## Short problem
Each record below should be output verbatim, without pictures.
— Begin Raw data —
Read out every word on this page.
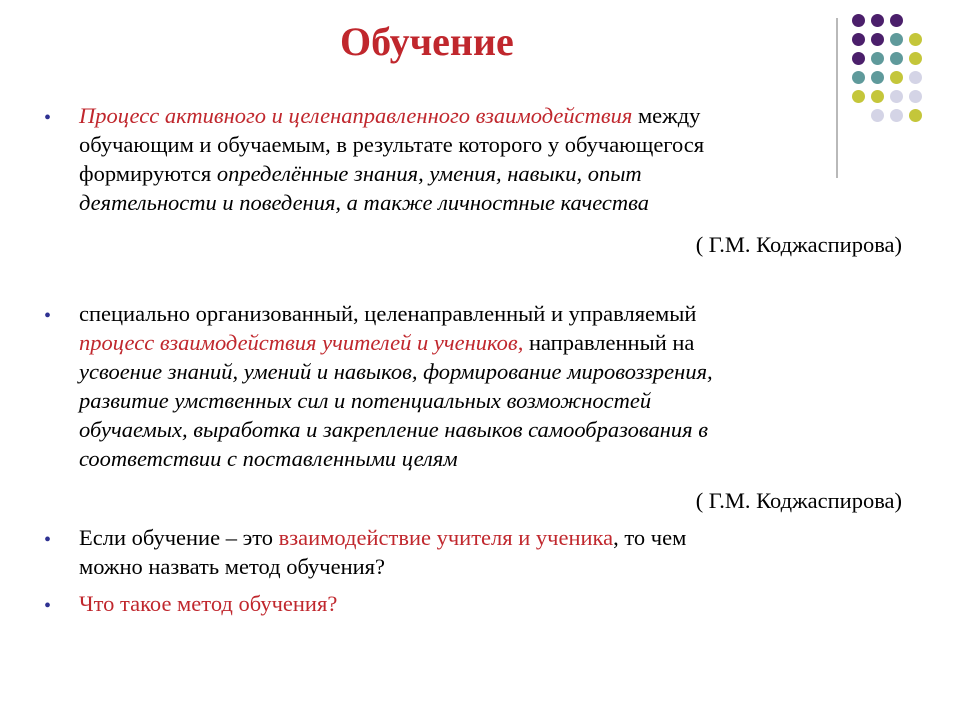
Обучение
• Процесс активного и целенаправленного взаимодействия между
обучающим и обучаемым, в результате которого у обучающегося
формируются определённые знания, умения, навыки, опыт
деятельности и поведения, а также личностные качества
( Г.М. Коджаспирова)
• специально организованный, целенаправленный и управляемый
процесс взаимодействия учителей и учеников, направленный на
усвоение знаний, умений и навыков, формирование мировоззрения,
развитие умственных сил и потенциальных возможностей
обучаемых, выработка и закрепление навыков самообразования в
соответствии с поставленными целям
( Г.М. Коджаспирова)
• Если обучение – это взаимодействие учителя и ученика, то чем
можно назвать метод обучения?
• Что такое метод обучения?
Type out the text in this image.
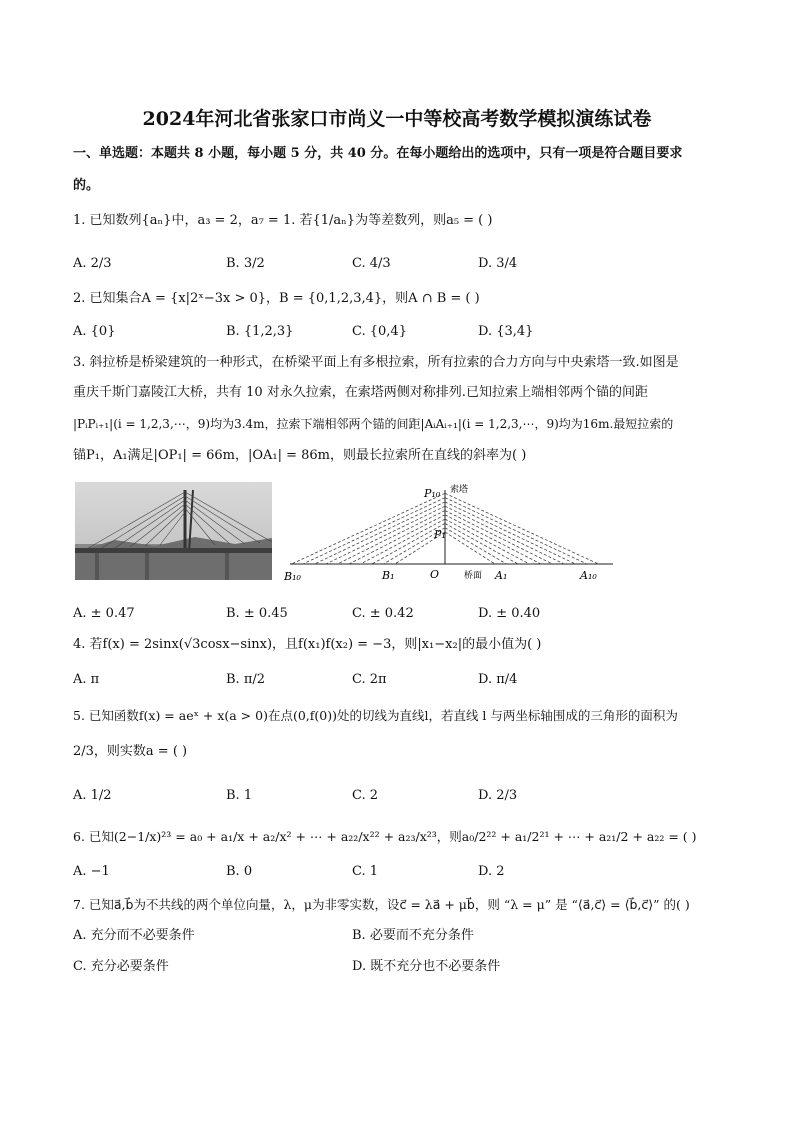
2024年河北省张家口市尚义一中等校高考数学模拟演练试卷
一、单选题：本题共 8 小题，每小题 5 分，共 40 分。在每小题给出的选项中，只有一项是符合题目要求
的。
1. 已知数列{aₙ}中，a₃ = 2，a₇ = 1. 若{1/aₙ}为等差数列，则a₅ = ( )
A. 2/3	B. 3/2	C. 4/3	D. 3/4
2. 已知集合A = {x|2ˣ−3x > 0}，B = {0,1,2,3,4}，则A ∩ B = ( )
A. {0}	B. {1,2,3}	C. {0,4}	D. {3,4}
3. 斜拉桥是桥梁建筑的一种形式，在桥梁平面上有多根拉索，所有拉索的合力方向与中央索塔一致.如图是
重庆千斯门嘉陵江大桥，共有 10 对永久拉索，在索塔两侧对称排列.已知拉索上端相邻两个锚的间距
|PᵢPᵢ₊₁|(i = 1,2,3,⋯，9)均为3.4m，拉索下端相邻两个锚的间距|AᵢAᵢ₊₁|(i = 1,2,3,⋯，9)均为16m.最短拉索的
锚P₁，A₁满足|OP₁| = 66m，|OA₁| = 86m，则最长拉索所在直线的斜率为( )
P₁₀ 索塔
P₁
O	桥面
B₁₀	B₁	A₁	A₁₀
A. ± 0.47	B. ± 0.45	C. ± 0.42	D. ± 0.40
4. 若f(x) = 2sinx(√3cosx−sinx)，且f(x₁)f(x₂) = −3，则|x₁−x₂|的最小值为( )
A. π	B. π/2	C. 2π	D. π/4
5. 已知函数f(x) = aeˣ + x(a > 0)在点(0,f(0))处的切线为直线l，若直线 l 与两坐标轴围成的三角形的面积为
2/3，则实数a = ( )
A. 1/2	B. 1	C. 2	D. 2/3
6. 已知(2−1/x)²³ = a₀ + a₁/x + a₂/x² + ⋯ + a₂₂/x²² + a₂₃/x²³，则a₀/2²² + a₁/2²¹ + ⋯ + a₂₁/2 + a₂₂ = ( )
A. −1	B. 0	C. 1	D. 2
7. 已知a⃗,b⃗为不共线的两个单位向量，λ，μ为非零实数，设c⃗ = λa⃗ + μb⃗，则 “λ = μ” 是 “⟨a⃗,c⃗⟩ = ⟨b⃗,c⃗⟩” 的( )
A. 充分而不必要条件	B. 必要而不充分条件
C. 充分必要条件	D. 既不充分也不必要条件
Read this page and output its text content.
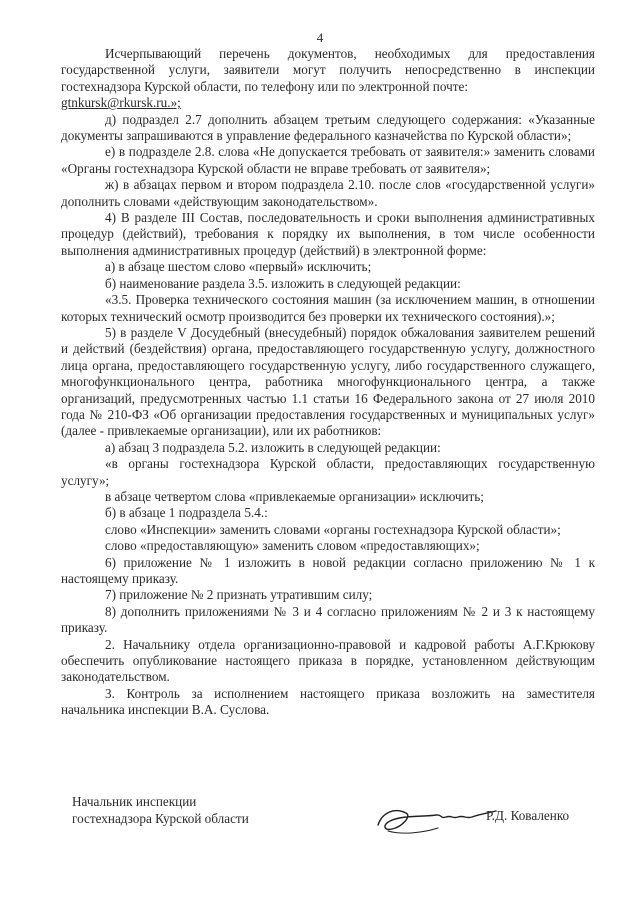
4

Исчерпывающий перечень документов, необходимых для предоставления государственной услуги, заявители могут получить непосредственно в инспекции гостехнадзора Курской области, по телефону или по электронной почте:

gtnkursk@rkursk.ru.»;

д) подраздел 2.7 дополнить абзацем третьим следующего содержания: «Указанные документы запрашиваются в управление федерального казначейства по Курской области»;

е) в подразделе 2.8. слова «Не допускается требовать от заявителя:» заменить словами «Органы гостехнадзора Курской области не вправе требовать от заявителя»;

ж) в абзацах первом и втором подраздела 2.10. после слов «государственной услуги» дополнить словами «действующим законодательством».

4) В разделе III Состав, последовательность и сроки выполнения административных процедур (действий), требования к порядку их выполнения, в том числе особенности выполнения административных процедур (действий) в электронной форме:

а) в абзаце шестом слово «первый» исключить;

б) наименование раздела 3.5. изложить в следующей редакции:

«3.5. Проверка технического состояния машин (за исключением машин, в отношении которых технический осмотр производится без проверки их технического состояния).»;

5) в разделе V Досудебный (внесудебный) порядок обжалования заявителем решений и действий (бездействия) органа, предоставляющего государственную услугу, должностного лица органа, предоставляющего государственную услугу, либо государственного служащего, многофункционального центра, работника многофункционального центра, а также организаций, предусмотренных частью 1.1 статьи 16 Федерального закона от 27 июля 2010 года № 210-ФЗ «Об организации предоставления государственных и муниципальных услуг» (далее - привлекаемые организации), или их работников:

а) абзац 3 подраздела 5.2. изложить в следующей редакции:

«в органы гостехнадзора Курской области, предоставляющих государственную услугу»;

в абзаце четвертом слова «привлекаемые организации» исключить;

б) в абзаце 1 подраздела 5.4.:

слово «Инспекции» заменить словами «органы гостехнадзора Курской области»;

слово «предоставляющую» заменить словом «предоставляющих»;

6) приложение № 1 изложить в новой редакции согласно приложению № 1 к настоящему приказу.

7) приложение № 2 признать утратившим силу;

8) дополнить приложениями № 3 и 4 согласно приложениям № 2 и 3 к настоящему приказу.

2. Начальнику отдела организационно-правовой и кадровой работы А.Г.Крюкову обеспечить опубликование настоящего приказа в порядке, установленном действующим законодательством.

3. Контроль за исполнением настоящего приказа возложить на заместителя начальника инспекции В.А. Суслова.

Начальник инспекции
гостехнадзора Курской области	Р.Д. Коваленко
— End Raw data —
## Complete response
Read out every word on this page.
Обучение
• Процесс активного и целенаправленного взаимодействия между
обучающим и обучаемым, в результате которого у обучающегося
формируются определённые знания, умения, навыки, опыт
деятельности и поведения, а также личностные качества
( Г.М. Коджаспирова)
• специально организованный, целенаправленный и управляемый
процесс взаимодействия учителей и учеников, направленный на
усвоение знаний, умений и навыков, формирование мировоззрения,
развитие умственных сил и потенциальных возможностей
обучаемых, выработка и закрепление навыков самообразования в
соответствии с поставленными целям
( Г.М. Коджаспирова)
• Если обучение – это взаимодействие учителя и ученика, то чем
можно назвать метод обучения?
• Что такое метод обучения?
Type out the text in this image.
2024年河北省张家口市尚义一中等校高考数学模拟演练试卷
一、单选题：本题共 8 小题，每小题 5 分，共 40 分。在每小题给出的选项中，只有一项是符合题目要求
的。
1. 已知数列{aₙ}中，a₃ = 2，a₇ = 1. 若{1/aₙ}为等差数列，则a₅ = ( )
A. 2/3	B. 3/2	C. 4/3	D. 3/4
2. 已知集合A = {x|2ˣ−3x > 0}，B = {0,1,2,3,4}，则A ∩ B = ( )
A. {0}	B. {1,2,3}	C. {0,4}	D. {3,4}
3. 斜拉桥是桥梁建筑的一种形式，在桥梁平面上有多根拉索，所有拉索的合力方向与中央索塔一致.如图是
重庆千斯门嘉陵江大桥，共有 10 对永久拉索，在索塔两侧对称排列.已知拉索上端相邻两个锚的间距
|PᵢPᵢ₊₁|(i = 1,2,3,⋯，9)均为3.4m，拉索下端相邻两个锚的间距|AᵢAᵢ₊₁|(i = 1,2,3,⋯，9)均为16m.最短拉索的
锚P₁，A₁满足|OP₁| = 66m，|OA₁| = 86m，则最长拉索所在直线的斜率为( )
P₁₀ 索塔
P₁
O	桥面
B₁₀	B₁	A₁	A₁₀
A. ± 0.47	B. ± 0.45	C. ± 0.42	D. ± 0.40
4. 若f(x) = 2sinx(√3cosx−sinx)，且f(x₁)f(x₂) = −3，则|x₁−x₂|的最小值为( )
A. π	B. π/2	C. 2π	D. π/4
5. 已知函数f(x) = aeˣ + x(a > 0)在点(0,f(0))处的切线为直线l，若直线 l 与两坐标轴围成的三角形的面积为
2/3，则实数a = ( )
A. 1/2	B. 1	C. 2	D. 2/3
6. 已知(2−1/x)²³ = a₀ + a₁/x + a₂/x² + ⋯ + a₂₂/x²² + a₂₃/x²³，则a₀/2²² + a₁/2²¹ + ⋯ + a₂₁/2 + a₂₂ = ( )
A. −1	B. 0	C. 1	D. 2
7. 已知a⃗,b⃗为不共线的两个单位向量，λ，μ为非零实数，设c⃗ = λa⃗ + μb⃗，则 “λ = μ” 是 “⟨a⃗,c⃗⟩ = ⟨b⃗,c⃗⟩” 的( )
A. 充分而不必要条件	B. 必要而不充分条件
C. 充分必要条件	D. 既不充分也不必要条件
Read this page and output its text content.
4

Исчерпывающий перечень документов, необходимых для предоставления государственной услуги, заявители могут получить непосредственно в инспекции гостехнадзора Курской области, по телефону или по электронной почте:

gtnkursk@rkursk.ru.»;

д) подраздел 2.7 дополнить абзацем третьим следующего содержания: «Указанные документы запрашиваются в управление федерального казначейства по Курской области»;

е) в подразделе 2.8. слова «Не допускается требовать от заявителя:» заменить словами «Органы гостехнадзора Курской области не вправе требовать от заявителя»;

ж) в абзацах первом и втором подраздела 2.10. после слов «государственной услуги» дополнить словами «действующим законодательством».

4) В разделе III Состав, последовательность и сроки выполнения административных процедур (действий), требования к порядку их выполнения, в том числе особенности выполнения административных процедур (действий) в электронной форме:

а) в абзаце шестом слово «первый» исключить;

б) наименование раздела 3.5. изложить в следующей редакции:

«3.5. Проверка технического состояния машин (за исключением машин, в отношении которых технический осмотр производится без проверки их технического состояния).»;

5) в разделе V Досудебный (внесудебный) порядок обжалования заявителем решений и действий (бездействия) органа, предоставляющего государственную услугу, должностного лица органа, предоставляющего государственную услугу, либо государственного служащего, многофункционального центра, работника многофункционального центра, а также организаций, предусмотренных частью 1.1 статьи 16 Федерального закона от 27 июля 2010 года № 210-ФЗ «Об организации предоставления государственных и муниципальных услуг» (далее - привлекаемые организации), или их работников:

а) абзац 3 подраздела 5.2. изложить в следующей редакции:

«в органы гостехнадзора Курской области, предоставляющих государственную услугу»;

в абзаце четвертом слова «привлекаемые организации» исключить;

б) в абзаце 1 подраздела 5.4.:

слово «Инспекции» заменить словами «органы гостехнадзора Курской области»;

слово «предоставляющую» заменить словом «предоставляющих»;

6) приложение № 1 изложить в новой редакции согласно приложению № 1 к настоящему приказу.

7) приложение № 2 признать утратившим силу;

8) дополнить приложениями № 3 и 4 согласно приложениям № 2 и 3 к настоящему приказу.

2. Начальнику отдела организационно-правовой и кадровой работы А.Г.Крюкову обеспечить опубликование настоящего приказа в порядке, установленном действующим законодательством.

3. Контроль за исполнением настоящего приказа возложить на заместителя начальника инспекции В.А. Суслова.

Начальник инспекции
гостехнадзора Курской области	Р.Д. Коваленко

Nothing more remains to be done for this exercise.